» **GIVEN PROBLEM**: For the records below, say how many lines contain the string "Lower". Give the number only.

» **RAW DATA**:
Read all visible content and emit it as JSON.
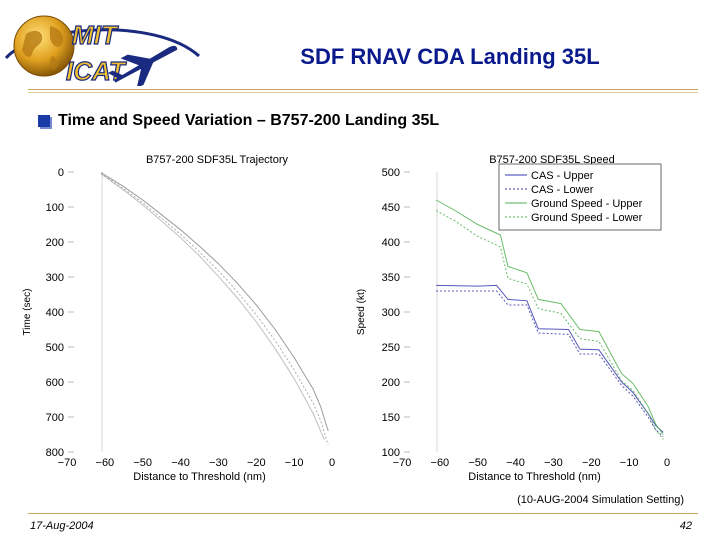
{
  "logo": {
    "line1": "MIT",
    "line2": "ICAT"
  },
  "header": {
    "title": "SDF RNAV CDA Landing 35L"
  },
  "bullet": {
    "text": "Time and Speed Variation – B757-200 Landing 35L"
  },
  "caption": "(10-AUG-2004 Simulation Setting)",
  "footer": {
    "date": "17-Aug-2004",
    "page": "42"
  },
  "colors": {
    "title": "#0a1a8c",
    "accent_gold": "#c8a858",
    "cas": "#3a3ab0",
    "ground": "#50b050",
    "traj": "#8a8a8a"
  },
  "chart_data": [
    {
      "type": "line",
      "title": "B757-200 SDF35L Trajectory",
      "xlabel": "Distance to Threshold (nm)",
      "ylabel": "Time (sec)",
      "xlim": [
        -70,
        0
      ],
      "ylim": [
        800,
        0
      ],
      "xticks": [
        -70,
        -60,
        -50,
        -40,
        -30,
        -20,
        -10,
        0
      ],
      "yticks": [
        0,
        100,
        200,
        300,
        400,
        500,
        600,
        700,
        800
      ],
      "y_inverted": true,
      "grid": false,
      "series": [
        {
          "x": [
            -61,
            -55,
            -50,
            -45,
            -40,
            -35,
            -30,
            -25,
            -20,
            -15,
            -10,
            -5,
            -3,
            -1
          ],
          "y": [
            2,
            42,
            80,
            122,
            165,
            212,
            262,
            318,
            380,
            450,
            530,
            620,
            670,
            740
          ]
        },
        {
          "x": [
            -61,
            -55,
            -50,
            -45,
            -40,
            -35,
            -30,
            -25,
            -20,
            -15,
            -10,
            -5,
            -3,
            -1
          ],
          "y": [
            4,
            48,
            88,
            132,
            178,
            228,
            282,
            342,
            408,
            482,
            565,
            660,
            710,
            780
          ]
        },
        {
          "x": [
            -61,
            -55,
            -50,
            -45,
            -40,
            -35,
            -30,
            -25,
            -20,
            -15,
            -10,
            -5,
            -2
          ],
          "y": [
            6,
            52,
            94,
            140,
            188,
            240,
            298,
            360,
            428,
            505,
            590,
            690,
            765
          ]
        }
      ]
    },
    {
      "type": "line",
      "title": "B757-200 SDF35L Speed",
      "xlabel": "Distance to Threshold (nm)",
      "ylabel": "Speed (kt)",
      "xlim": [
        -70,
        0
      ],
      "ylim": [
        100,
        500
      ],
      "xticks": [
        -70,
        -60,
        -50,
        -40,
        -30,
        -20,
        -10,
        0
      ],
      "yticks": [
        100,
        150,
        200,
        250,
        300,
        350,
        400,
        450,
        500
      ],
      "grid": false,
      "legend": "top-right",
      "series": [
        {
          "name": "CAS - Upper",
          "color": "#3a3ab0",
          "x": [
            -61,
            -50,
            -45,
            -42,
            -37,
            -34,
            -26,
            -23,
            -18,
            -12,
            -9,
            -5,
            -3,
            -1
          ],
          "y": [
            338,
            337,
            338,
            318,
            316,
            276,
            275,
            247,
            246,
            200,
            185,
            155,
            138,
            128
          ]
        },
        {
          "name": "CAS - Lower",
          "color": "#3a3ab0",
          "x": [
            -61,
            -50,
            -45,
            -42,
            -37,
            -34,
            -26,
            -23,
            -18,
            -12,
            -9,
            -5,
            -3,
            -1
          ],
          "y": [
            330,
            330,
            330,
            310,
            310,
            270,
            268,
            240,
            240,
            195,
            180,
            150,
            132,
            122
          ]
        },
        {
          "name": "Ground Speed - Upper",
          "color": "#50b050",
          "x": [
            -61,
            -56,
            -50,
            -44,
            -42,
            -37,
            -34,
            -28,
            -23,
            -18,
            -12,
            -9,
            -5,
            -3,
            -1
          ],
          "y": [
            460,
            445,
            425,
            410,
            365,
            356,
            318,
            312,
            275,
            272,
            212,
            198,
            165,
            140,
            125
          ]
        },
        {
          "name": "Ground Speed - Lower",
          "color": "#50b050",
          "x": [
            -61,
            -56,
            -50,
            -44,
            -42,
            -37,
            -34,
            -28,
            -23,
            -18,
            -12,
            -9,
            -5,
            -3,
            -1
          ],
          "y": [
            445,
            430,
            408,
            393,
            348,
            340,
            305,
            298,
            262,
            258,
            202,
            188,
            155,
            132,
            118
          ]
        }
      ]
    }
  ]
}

» **TASK RESULT**: 2